[Stored records]
# # # #
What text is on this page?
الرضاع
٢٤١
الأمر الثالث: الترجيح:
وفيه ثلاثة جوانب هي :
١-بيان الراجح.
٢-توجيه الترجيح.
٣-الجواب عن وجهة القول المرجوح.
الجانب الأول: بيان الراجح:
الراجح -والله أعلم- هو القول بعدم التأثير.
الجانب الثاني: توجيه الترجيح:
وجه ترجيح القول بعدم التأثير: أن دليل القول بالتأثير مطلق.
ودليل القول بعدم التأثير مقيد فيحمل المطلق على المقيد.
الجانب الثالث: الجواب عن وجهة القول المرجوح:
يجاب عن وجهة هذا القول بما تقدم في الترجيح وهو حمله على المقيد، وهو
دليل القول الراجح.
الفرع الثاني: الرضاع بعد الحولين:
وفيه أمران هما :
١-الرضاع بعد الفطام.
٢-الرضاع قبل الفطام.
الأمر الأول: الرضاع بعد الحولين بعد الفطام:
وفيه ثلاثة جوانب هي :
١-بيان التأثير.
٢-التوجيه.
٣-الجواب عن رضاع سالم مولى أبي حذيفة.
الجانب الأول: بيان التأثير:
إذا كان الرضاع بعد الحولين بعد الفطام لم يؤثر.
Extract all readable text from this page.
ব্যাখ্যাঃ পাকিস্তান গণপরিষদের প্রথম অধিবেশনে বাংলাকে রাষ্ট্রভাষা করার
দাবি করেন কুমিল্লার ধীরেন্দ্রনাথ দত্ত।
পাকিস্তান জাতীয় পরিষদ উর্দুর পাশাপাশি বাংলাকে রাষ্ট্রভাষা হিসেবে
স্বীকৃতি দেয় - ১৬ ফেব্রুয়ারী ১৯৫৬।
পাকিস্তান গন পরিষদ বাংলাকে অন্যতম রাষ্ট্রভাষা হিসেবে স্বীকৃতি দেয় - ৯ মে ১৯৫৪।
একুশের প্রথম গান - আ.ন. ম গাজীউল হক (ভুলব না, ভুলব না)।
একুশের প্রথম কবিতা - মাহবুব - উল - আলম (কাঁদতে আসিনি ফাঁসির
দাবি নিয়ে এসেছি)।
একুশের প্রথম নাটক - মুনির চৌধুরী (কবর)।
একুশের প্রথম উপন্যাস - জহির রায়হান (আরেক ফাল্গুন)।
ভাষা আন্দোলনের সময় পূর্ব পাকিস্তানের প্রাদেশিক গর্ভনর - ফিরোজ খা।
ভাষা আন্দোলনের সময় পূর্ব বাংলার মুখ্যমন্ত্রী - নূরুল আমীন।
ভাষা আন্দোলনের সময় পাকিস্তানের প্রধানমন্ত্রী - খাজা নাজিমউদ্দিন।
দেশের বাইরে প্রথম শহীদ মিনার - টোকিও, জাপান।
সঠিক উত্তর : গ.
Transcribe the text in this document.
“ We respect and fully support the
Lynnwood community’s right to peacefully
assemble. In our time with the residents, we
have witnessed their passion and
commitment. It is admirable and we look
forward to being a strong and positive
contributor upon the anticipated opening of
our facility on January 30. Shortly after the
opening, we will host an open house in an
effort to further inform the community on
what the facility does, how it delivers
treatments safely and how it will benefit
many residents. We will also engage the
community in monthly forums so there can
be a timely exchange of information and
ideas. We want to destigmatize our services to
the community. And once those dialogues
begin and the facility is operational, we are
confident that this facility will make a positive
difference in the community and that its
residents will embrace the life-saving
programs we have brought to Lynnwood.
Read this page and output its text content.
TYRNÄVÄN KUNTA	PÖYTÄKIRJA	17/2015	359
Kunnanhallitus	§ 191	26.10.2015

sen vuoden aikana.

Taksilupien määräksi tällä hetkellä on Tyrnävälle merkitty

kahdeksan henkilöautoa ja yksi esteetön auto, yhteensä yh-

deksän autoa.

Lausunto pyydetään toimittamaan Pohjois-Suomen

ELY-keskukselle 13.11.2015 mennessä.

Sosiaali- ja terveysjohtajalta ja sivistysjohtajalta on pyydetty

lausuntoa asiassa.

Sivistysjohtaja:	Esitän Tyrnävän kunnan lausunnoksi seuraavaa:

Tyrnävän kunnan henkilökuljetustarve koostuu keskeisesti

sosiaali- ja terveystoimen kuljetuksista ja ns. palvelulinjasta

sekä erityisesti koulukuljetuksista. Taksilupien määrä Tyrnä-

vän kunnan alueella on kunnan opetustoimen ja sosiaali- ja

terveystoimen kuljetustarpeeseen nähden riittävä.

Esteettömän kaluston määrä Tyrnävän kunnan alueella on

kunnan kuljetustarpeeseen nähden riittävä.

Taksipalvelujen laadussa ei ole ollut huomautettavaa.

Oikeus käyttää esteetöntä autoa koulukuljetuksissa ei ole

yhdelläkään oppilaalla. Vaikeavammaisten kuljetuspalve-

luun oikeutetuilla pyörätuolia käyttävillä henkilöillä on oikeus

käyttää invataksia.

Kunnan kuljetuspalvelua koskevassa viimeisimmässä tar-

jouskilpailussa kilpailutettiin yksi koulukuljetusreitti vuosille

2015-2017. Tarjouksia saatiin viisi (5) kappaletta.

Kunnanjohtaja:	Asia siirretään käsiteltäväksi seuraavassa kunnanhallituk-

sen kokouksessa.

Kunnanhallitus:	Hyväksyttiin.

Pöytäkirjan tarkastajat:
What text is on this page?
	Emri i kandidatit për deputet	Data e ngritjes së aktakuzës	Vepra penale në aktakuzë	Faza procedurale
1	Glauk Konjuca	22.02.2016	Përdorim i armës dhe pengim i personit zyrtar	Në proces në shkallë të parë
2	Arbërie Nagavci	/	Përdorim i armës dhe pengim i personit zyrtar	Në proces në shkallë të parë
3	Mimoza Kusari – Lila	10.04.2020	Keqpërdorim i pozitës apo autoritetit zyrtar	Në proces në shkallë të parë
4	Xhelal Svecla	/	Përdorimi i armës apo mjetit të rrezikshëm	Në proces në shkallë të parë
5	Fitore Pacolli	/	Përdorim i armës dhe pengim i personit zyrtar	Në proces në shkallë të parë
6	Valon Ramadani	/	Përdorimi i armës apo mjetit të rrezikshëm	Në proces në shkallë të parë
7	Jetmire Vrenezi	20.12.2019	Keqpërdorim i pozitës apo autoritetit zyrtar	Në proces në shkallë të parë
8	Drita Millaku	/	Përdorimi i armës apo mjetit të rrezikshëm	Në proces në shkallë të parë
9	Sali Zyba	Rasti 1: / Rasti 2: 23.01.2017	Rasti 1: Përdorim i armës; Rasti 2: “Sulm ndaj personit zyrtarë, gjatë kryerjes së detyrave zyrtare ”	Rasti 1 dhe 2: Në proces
# # # #
■ Your instructions
Restate each of the entries above verbatim.

■ Finished task
What text is on this page?
الرضاع
٢٤١
الأمر الثالث: الترجيح:
وفيه ثلاثة جوانب هي :
١-بيان الراجح.
٢-توجيه الترجيح.
٣-الجواب عن وجهة القول المرجوح.
الجانب الأول: بيان الراجح:
الراجح -والله أعلم- هو القول بعدم التأثير.
الجانب الثاني: توجيه الترجيح:
وجه ترجيح القول بعدم التأثير: أن دليل القول بالتأثير مطلق.
ودليل القول بعدم التأثير مقيد فيحمل المطلق على المقيد.
الجانب الثالث: الجواب عن وجهة القول المرجوح:
يجاب عن وجهة هذا القول بما تقدم في الترجيح وهو حمله على المقيد، وهو
دليل القول الراجح.
الفرع الثاني: الرضاع بعد الحولين:
وفيه أمران هما :
١-الرضاع بعد الفطام.
٢-الرضاع قبل الفطام.
الأمر الأول: الرضاع بعد الحولين بعد الفطام:
وفيه ثلاثة جوانب هي :
١-بيان التأثير.
٢-التوجيه.
٣-الجواب عن رضاع سالم مولى أبي حذيفة.
الجانب الأول: بيان التأثير:
إذا كان الرضاع بعد الحولين بعد الفطام لم يؤثر.
Extract all readable text from this page.
ব্যাখ্যাঃ পাকিস্তান গণপরিষদের প্রথম অধিবেশনে বাংলাকে রাষ্ট্রভাষা করার
দাবি করেন কুমিল্লার ধীরেন্দ্রনাথ দত্ত।
পাকিস্তান জাতীয় পরিষদ উর্দুর পাশাপাশি বাংলাকে রাষ্ট্রভাষা হিসেবে
স্বীকৃতি দেয় - ১৬ ফেব্রুয়ারী ১৯৫৬।
পাকিস্তান গন পরিষদ বাংলাকে অন্যতম রাষ্ট্রভাষা হিসেবে স্বীকৃতি দেয় - ৯ মে ১৯৫৪।
একুশের প্রথম গান - আ.ন. ম গাজীউল হক (ভুলব না, ভুলব না)।
একুশের প্রথম কবিতা - মাহবুব - উল - আলম (কাঁদতে আসিনি ফাঁসির
দাবি নিয়ে এসেছি)।
একুশের প্রথম নাটক - মুনির চৌধুরী (কবর)।
একুশের প্রথম উপন্যাস - জহির রায়হান (আরেক ফাল্গুন)।
ভাষা আন্দোলনের সময় পূর্ব পাকিস্তানের প্রাদেশিক গর্ভনর - ফিরোজ খা।
ভাষা আন্দোলনের সময় পূর্ব বাংলার মুখ্যমন্ত্রী - নূরুল আমীন।
ভাষা আন্দোলনের সময় পাকিস্তানের প্রধানমন্ত্রী - খাজা নাজিমউদ্দিন।
দেশের বাইরে প্রথম শহীদ মিনার - টোকিও, জাপান।
সঠিক উত্তর : গ.
Transcribe the text in this document.
“ We respect and fully support the
Lynnwood community’s right to peacefully
assemble. In our time with the residents, we
have witnessed their passion and
commitment. It is admirable and we look
forward to being a strong and positive
contributor upon the anticipated opening of
our facility on January 30. Shortly after the
opening, we will host an open house in an
effort to further inform the community on
what the facility does, how it delivers
treatments safely and how it will benefit
many residents. We will also engage the
community in monthly forums so there can
be a timely exchange of information and
ideas. We want to destigmatize our services to
the community. And once those dialogues
begin and the facility is operational, we are
confident that this facility will make a positive
difference in the community and that its
residents will embrace the life-saving
programs we have brought to Lynnwood.
Read this page and output its text content.
TYRNÄVÄN KUNTA	PÖYTÄKIRJA	17/2015	359
Kunnanhallitus	§ 191	26.10.2015

sen vuoden aikana.

Taksilupien määräksi tällä hetkellä on Tyrnävälle merkitty

kahdeksan henkilöautoa ja yksi esteetön auto, yhteensä yh-

deksän autoa.

Lausunto pyydetään toimittamaan Pohjois-Suomen

ELY-keskukselle 13.11.2015 mennessä.

Sosiaali- ja terveysjohtajalta ja sivistysjohtajalta on pyydetty

lausuntoa asiassa.

Sivistysjohtaja:	Esitän Tyrnävän kunnan lausunnoksi seuraavaa:

Tyrnävän kunnan henkilökuljetustarve koostuu keskeisesti

sosiaali- ja terveystoimen kuljetuksista ja ns. palvelulinjasta

sekä erityisesti koulukuljetuksista. Taksilupien määrä Tyrnä-

vän kunnan alueella on kunnan opetustoimen ja sosiaali- ja

terveystoimen kuljetustarpeeseen nähden riittävä.

Esteettömän kaluston määrä Tyrnävän kunnan alueella on

kunnan kuljetustarpeeseen nähden riittävä.

Taksipalvelujen laadussa ei ole ollut huomautettavaa.

Oikeus käyttää esteetöntä autoa koulukuljetuksissa ei ole

yhdelläkään oppilaalla. Vaikeavammaisten kuljetuspalve-

luun oikeutetuilla pyörätuolia käyttävillä henkilöillä on oikeus

käyttää invataksia.

Kunnan kuljetuspalvelua koskevassa viimeisimmässä tar-

jouskilpailussa kilpailutettiin yksi koulukuljetusreitti vuosille

2015-2017. Tarjouksia saatiin viisi (5) kappaletta.

Kunnanjohtaja:	Asia siirretään käsiteltäväksi seuraavassa kunnanhallituk-

sen kokouksessa.

Kunnanhallitus:	Hyväksyttiin.

Pöytäkirjan tarkastajat:
What text is on this page?
	Emri i kandidatit për deputet	Data e ngritjes së aktakuzës	Vepra penale në aktakuzë	Faza procedurale
1	Glauk Konjuca	22.02.2016	Përdorim i armës dhe pengim i personit zyrtar	Në proces në shkallë të parë
2	Arbërie Nagavci	/	Përdorim i armës dhe pengim i personit zyrtar	Në proces në shkallë të parë
3	Mimoza Kusari – Lila	10.04.2020	Keqpërdorim i pozitës apo autoritetit zyrtar	Në proces në shkallë të parë
4	Xhelal Svecla	/	Përdorimi i armës apo mjetit të rrezikshëm	Në proces në shkallë të parë
5	Fitore Pacolli	/	Përdorim i armës dhe pengim i personit zyrtar	Në proces në shkallë të parë
6	Valon Ramadani	/	Përdorimi i armës apo mjetit të rrezikshëm	Në proces në shkallë të parë
7	Jetmire Vrenezi	20.12.2019	Keqpërdorim i pozitës apo autoritetit zyrtar	Në proces në shkallë të parë
8	Drita Millaku	/	Përdorimi i armës apo mjetit të rrezikshëm	Në proces në shkallë të parë
9	Sali Zyba	Rasti 1: / Rasti 2: 23.01.2017	Rasti 1: Përdorim i armës; Rasti 2: “Sulm ndaj personit zyrtarë, gjatë kryerjes së detyrave zyrtare ”	Rasti 1 dhe 2: Në proces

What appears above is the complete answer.